(РАБОЧИЕ ЗАДАНИЯ)
1/ Согласно тексту о Марре, на каком съезде партии он был окончательно возведен в ранг вождя в своей науке?
2/ Процитируйте из текста о Марре отрывок от слов "Цитата из статьи" до слов "яфетической теории Марра." включительно.

(ИЗВЛЕЧЁННЫЙ ТЕКСТ)
Цитата из статьи Покровского была воспроизведена в 65-м томе первого издания Большой советской энциклопедии, который до сих пор хранится в архиве-библиотеке Сталина. Здесь я ее воспроизвожу так, как она выглядит и сейчас в энциклопедии. Сталину принадлежат все три вертикальные карандашные отметины на полях раздела, посвященного яфетической теории Марра.
Новый уровень отношений с советской властью начался у Марра с появлением на ее вершине земляка-грузина, большевистского эксперта по Кавказу и национальному вопросу И.В. Сталина. Новый вождь охотно использовал авторитет престарелого академика в своих политических целях. Не один Марр сознательно стремился к сотрудничеству теперь уже со сталинским руководством и его режимом. В различных областях знания, в том числе и в лингвистике, то и дело появлялись свои добровольцы «марксистского» направления. Но признавала или нет новая власть того или иного деятеля и то или иное направление «марксистским» то есть своим, во многом зависело от расстановки политических сил, а точнее, от положения крупных политических фигур, поддерживавших их. Падение того или иного партийного вождя вело за собой низвержение очередной «деборинщины в философии, рубинщины в политической экономии, переверзевщины в литературоведении и др.»[100]. Марра же признали за своего задолго до того, как его признал «своим» Сталин, и это ему никак не навредило. Но только в 1930 году, на XVI съезде партии, Марр был окончательно возведен в ранг вождя в своей науке и, похоже, что он возмечтал возглавить Академию наук СССР. Предпосылки для таких помыслов, без сомнения, были. В науке Марр действительно был революционером со всеми положительными и отрицательными сторонами свойственными радикально мыслящему ученому. Именно поэтому не только для Бухарина, Луначарского, Покровского, но и для многих других знатных революционеров-большевиков 20-х годов Марр был своим не столько по общему делу, сколько по духу. И для Сталина он легко должен был стать своим как бы сразу в трех качествах. Во-первых, по политической гибкости, во-вторых, по происхождению (грузин, земляк), в-третьих, по свому радикализму в науке. Ко всему этому можно прибавить то, что среди действительных членов Императорской академии наук выдающиеся выходцы с Кавказа были все же редкостью. Марр же был единственным академиком, полностью посвятившим себя истории, культуре и языкам Грузии и всего Кавказа. Набиравший же силу вождь никогда не забывал о своих корнях и все чаще опирался на земляков.
Приспосабливая свое «новое учение» о языке к учению об общественно-экономических формациях и к классовому подходу, Марр и его последователи легко обнаружили резкие, революционные сломы в лексике и семантике языков революционных эпох и даже их внутренние расслоения. В связи с этим Марр заявил об открытии им нового явления — «речевой революции» как части культурной революции[101].

(ЗАПИСИ ДАННЫХ)
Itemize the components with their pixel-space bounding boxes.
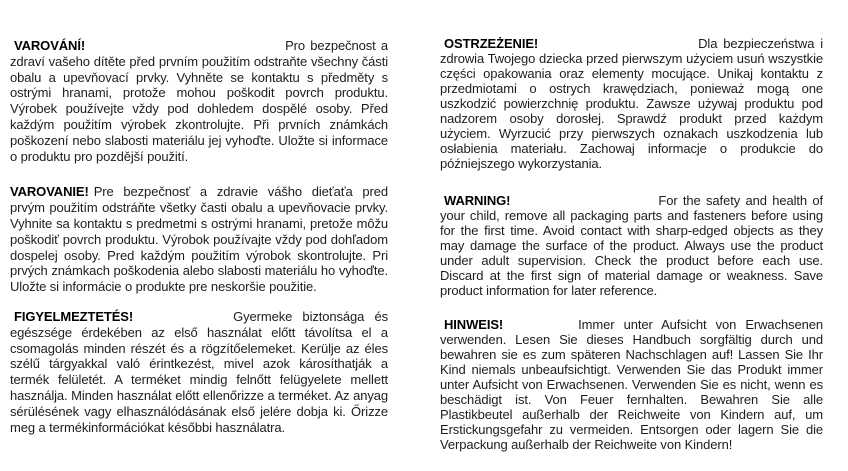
warning-paragraph-cs [10, 38, 388, 164]
warning-body-en: For the safety and health of your child, remove all packaging parts and fasteners before using for the first time. Avoid contact with sharp-edged objects as they may damage the surface of the product. Always use the product under adult supervision. Check the product before each use. Discard at the first sign of material damage or weakness. Save product information for later reference. [440, 193, 823, 298]
warning-heading-pl: OSTRZEŻENIE! [444, 36, 539, 51]
warning-heading-hu: FIGYELMEZTETÉS! [14, 308, 134, 324]
warning-paragraph-en [440, 193, 823, 298]
warning-paragraph-hu [10, 309, 388, 435]
warning-body-cs: Pro bezpečnost a zdraví vašeho dítěte před prvním použitím odstraňte všechny části obalu a upevňovací prvky. Vyhněte se kontaktu s předměty s ostrými hranami, protože mohou poškodit povrch produktu. Výrobek používejte vždy pod dohledem dospělé osoby. Před každým použitím výrobek zkontrolujte. Při prvních známkách poškození nebo slabosti materiálu jej vyhoďte. Uložte si informace o produktu pro pozdější použití. [10, 38, 388, 164]
warning-body-de: Immer unter Aufsicht von Erwachsenen verwenden. Lesen Sie dieses Handbuch sorgfältig durch und bewahren sie es zum späteren Nachschlagen auf! Lassen Sie Ihr Kind niemals unbeaufsichtigt. Verwenden Sie das Produkt immer unter Aufsicht von Erwachsenen. Verwenden Sie es nicht, wenn es beschädigt ist. Von Feuer fernhalten. Bewahren Sie alle Plastikbeutel außerhalb der Reichweite von Kindern auf, um Erstickungsgefahr zu vermeiden. Entsorgen oder lagern Sie die Verpackung außerhalb der Reichweite von Kindern! [440, 317, 823, 452]
right-column [440, 0, 823, 452]
warning-heading-cs: VAROVÁNÍ! [14, 38, 86, 53]
warning-paragraph-sk [10, 184, 388, 295]
warning-body-hu: Gyermeke biztonsága és egészsége érdekében az első használat előtt távolítsa el a csomagolás minden részét és a rögzítőelemeket. Kerülje az éles szélű tárgyakkal való érintkezést, mivel azok károsíthatják a termék felületét. A terméket mindig felnőtt felügyelete mellett használja. Minden használat előtt ellenőrizze a terméket. Az anyag sérülésének vagy elhasználódásának első jelére dobja ki. Őrizze meg a termékinformációkat későbbi használatra. [10, 308, 388, 435]
left-column [10, 0, 388, 435]
warning-heading-de: HINWEIS! [444, 317, 504, 332]
warning-heading-sk: VAROVANIE! [10, 184, 89, 200]
warning-body-pl: Dla bezpieczeństwa i zdrowia Twojego dziecka przed pierwszym użyciem usuń wszystkie części opakowania oraz elementy mocujące. Unikaj kontaktu z przedmiotami o ostrych krawędziach, ponieważ mogą one uszkodzić powierzchnię produktu. Zawsze używaj produktu pod nadzorem osoby dorosłej. Sprawdź produkt przed każdym użyciem. Wyrzucić przy pierwszych oznakach uszkodzenia lub osłabienia materiału. Zachowaj informacje o produkcie do późniejszego wykorzystania. [440, 36, 823, 171]
warning-heading-en: WARNING! [444, 193, 511, 208]
warning-paragraph-de [440, 317, 823, 452]
warning-paragraph-pl [440, 36, 823, 171]
warning-body-sk: Pre bezpečnosť a zdravie vášho dieťaťa pred prvým použitím odstráňte všetky časti obalu a upevňovacie prvky. Vyhnite sa kontaktu s predmetmi s ostrými hranami, pretože môžu poškodiť povrch produktu. Výrobok používajte vždy pod dohľadom dospelej osoby. Pred každým použitím výrobok skontrolujte. Pri prvých známkach poškodenia alebo slabosti materiálu ho vyhoďte. Uložte si informácie o produkte pre neskoršie použitie. [10, 184, 388, 295]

(ОТВЕТЫ К ЗАДАНИЯМ)
1/ На XVI съезде партии, в 1930 году.

2/
Цитата из статьи Покровского была воспроизведена в 65-м томе первого издания Большой советской энциклопедии, который до сих пор хранится в архиве-библиотеке Сталина. Здесь я ее воспроизвожу так, как она выглядит и сейчас в энциклопедии. Сталину принадлежат все три вертикальные карандашные отметины на полях раздела, посвященного яфетической теории Марра.